Data excerpts
>> Begin
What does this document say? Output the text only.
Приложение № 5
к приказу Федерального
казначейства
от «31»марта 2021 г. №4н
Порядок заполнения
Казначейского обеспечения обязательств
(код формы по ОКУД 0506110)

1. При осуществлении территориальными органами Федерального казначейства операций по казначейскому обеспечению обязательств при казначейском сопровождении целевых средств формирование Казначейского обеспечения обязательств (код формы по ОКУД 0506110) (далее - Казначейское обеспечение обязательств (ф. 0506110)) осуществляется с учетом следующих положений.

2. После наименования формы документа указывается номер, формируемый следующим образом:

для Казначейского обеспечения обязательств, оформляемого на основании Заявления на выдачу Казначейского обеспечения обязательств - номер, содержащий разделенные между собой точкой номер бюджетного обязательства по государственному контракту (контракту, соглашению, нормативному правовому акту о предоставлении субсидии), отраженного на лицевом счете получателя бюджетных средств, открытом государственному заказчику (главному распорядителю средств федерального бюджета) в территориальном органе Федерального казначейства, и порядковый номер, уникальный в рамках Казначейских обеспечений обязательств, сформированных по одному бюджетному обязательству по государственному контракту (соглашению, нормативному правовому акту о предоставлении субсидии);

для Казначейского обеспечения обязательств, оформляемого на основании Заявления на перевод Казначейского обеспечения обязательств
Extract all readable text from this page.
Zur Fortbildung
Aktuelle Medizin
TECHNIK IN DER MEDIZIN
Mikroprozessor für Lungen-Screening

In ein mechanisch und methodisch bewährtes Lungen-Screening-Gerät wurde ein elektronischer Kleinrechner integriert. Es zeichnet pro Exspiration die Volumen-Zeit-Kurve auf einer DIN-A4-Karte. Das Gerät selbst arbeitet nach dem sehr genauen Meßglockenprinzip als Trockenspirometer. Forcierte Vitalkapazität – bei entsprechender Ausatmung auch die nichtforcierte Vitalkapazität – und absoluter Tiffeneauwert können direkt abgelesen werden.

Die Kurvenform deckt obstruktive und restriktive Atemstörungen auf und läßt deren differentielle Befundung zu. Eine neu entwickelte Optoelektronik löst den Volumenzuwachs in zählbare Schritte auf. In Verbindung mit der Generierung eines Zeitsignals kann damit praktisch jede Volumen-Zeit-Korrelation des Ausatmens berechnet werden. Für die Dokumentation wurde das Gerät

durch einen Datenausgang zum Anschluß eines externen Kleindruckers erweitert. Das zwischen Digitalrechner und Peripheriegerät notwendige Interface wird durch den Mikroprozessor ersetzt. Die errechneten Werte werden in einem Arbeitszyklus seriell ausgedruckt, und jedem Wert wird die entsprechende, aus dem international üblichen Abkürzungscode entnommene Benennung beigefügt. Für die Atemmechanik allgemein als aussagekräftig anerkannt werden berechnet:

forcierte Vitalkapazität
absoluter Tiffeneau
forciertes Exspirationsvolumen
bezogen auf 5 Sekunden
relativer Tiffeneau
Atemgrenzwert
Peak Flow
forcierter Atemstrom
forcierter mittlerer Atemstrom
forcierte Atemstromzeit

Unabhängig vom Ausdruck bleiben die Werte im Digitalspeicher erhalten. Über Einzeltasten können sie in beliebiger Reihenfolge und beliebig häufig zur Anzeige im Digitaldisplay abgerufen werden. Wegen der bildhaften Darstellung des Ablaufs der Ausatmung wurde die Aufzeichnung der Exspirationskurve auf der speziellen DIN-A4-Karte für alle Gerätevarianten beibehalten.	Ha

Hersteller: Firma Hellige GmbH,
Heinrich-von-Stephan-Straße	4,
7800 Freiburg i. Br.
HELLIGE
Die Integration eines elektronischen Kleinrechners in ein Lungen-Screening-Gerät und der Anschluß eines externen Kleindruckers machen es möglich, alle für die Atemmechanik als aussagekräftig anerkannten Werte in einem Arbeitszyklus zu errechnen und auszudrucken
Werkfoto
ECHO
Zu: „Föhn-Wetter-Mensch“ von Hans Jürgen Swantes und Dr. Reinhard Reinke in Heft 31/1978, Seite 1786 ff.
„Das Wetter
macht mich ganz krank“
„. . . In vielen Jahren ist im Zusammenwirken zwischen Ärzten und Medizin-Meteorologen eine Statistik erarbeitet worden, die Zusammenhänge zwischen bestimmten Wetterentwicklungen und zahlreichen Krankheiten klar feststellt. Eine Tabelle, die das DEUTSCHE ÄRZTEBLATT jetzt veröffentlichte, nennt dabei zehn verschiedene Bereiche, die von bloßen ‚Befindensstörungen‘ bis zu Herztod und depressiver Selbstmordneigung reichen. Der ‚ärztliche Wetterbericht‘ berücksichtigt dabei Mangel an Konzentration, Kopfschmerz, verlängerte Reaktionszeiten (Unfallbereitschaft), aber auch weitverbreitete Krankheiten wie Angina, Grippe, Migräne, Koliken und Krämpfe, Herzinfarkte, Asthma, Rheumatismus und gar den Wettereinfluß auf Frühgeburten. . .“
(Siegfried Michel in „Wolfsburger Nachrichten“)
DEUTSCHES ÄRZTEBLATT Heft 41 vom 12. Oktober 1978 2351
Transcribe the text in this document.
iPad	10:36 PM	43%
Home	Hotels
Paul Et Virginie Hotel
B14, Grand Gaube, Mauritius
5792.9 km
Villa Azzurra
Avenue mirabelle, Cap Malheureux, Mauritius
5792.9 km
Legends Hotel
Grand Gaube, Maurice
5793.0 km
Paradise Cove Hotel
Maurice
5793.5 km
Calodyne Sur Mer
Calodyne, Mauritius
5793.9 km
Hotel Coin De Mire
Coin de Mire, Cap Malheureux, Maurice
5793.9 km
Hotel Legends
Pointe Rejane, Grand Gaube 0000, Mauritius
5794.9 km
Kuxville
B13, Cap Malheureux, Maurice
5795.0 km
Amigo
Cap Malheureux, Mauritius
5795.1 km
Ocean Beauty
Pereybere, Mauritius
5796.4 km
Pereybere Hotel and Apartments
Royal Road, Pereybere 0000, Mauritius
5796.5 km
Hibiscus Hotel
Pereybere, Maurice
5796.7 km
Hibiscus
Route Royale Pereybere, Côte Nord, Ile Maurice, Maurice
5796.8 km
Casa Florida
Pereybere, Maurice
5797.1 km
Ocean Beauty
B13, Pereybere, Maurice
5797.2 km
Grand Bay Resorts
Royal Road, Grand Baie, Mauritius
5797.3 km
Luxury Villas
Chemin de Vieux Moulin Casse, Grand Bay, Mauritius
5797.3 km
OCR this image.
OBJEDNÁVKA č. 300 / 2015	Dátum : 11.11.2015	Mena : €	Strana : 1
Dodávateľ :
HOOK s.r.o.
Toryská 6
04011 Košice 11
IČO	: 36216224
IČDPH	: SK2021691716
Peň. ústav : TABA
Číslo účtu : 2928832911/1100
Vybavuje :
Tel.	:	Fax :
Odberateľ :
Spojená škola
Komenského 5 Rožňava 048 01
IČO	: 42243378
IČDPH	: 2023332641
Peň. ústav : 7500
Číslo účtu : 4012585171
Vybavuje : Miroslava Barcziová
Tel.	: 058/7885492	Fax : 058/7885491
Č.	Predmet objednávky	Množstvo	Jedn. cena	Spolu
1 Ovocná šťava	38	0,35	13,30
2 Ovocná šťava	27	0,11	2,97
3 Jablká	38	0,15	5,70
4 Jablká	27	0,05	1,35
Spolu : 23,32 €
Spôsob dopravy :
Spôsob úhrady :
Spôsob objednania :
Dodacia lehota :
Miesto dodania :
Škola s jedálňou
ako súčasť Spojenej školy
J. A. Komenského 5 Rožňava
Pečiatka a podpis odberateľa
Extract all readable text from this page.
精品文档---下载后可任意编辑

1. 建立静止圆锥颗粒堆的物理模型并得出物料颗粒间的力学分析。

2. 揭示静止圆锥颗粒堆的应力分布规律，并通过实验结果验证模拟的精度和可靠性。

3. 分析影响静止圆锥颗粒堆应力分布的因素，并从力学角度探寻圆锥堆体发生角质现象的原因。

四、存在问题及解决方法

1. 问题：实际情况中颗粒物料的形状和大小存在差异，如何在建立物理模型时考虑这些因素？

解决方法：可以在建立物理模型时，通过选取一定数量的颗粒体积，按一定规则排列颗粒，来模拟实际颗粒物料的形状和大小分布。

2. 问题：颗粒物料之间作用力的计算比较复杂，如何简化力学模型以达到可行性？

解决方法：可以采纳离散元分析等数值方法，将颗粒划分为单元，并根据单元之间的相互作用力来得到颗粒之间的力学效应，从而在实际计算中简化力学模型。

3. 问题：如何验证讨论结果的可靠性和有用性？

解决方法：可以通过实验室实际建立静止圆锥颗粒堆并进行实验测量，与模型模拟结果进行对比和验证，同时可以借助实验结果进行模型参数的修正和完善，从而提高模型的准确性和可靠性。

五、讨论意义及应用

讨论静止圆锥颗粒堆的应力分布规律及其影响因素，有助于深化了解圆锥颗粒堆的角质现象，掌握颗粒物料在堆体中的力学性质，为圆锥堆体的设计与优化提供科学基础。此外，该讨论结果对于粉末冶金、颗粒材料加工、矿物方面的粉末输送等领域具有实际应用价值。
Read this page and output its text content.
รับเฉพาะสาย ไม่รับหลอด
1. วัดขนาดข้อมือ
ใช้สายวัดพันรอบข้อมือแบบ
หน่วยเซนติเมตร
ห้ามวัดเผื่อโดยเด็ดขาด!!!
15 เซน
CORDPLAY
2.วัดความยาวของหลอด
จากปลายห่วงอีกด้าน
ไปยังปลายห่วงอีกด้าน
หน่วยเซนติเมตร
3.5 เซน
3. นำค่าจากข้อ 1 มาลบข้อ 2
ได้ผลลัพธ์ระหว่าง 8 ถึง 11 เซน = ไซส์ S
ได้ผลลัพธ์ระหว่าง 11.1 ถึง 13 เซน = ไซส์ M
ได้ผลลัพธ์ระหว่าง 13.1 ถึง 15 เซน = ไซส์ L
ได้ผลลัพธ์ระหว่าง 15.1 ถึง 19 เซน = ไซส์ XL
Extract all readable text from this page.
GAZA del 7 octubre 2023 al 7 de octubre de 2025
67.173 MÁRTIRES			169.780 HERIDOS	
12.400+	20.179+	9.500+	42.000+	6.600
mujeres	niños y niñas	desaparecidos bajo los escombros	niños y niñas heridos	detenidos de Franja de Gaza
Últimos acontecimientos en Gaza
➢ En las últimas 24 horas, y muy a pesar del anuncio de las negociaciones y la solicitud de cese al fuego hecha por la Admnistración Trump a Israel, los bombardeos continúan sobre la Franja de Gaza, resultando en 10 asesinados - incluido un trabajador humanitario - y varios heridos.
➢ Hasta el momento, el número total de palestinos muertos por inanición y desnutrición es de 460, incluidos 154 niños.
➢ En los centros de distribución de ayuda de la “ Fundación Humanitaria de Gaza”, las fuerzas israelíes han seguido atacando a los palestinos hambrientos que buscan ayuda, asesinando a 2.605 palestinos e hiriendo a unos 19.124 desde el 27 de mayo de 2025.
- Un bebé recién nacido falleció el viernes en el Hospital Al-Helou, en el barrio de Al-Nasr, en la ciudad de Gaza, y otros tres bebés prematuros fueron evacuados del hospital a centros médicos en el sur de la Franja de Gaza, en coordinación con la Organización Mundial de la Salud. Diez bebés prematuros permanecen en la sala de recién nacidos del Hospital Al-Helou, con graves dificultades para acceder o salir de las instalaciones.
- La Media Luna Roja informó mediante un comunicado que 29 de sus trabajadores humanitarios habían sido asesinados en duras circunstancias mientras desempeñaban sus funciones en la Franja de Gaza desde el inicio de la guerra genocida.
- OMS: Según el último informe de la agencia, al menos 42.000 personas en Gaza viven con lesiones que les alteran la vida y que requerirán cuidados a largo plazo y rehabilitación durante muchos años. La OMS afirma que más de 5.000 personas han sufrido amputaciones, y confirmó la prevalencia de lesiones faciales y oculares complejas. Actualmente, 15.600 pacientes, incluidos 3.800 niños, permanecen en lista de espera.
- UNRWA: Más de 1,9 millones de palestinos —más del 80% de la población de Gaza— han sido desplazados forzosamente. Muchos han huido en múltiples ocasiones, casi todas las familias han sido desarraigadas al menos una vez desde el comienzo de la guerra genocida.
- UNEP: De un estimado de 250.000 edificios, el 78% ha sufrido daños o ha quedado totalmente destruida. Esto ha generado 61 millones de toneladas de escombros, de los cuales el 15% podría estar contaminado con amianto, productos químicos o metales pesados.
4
>> End
■ Task goal ■
Pick out all the lines with the word "Grand" in them and copy them.

■ Completed task ■
B14, Grand Gaube, Mauritius
Grand Gaube, Maurice
Pointe Rejane, Grand Gaube 0000, Mauritius
Grand Bay Resorts
Royal Road, Grand Baie, Mauritius
Chemin de Vieux Moulin Casse, Grand Bay, Mauritius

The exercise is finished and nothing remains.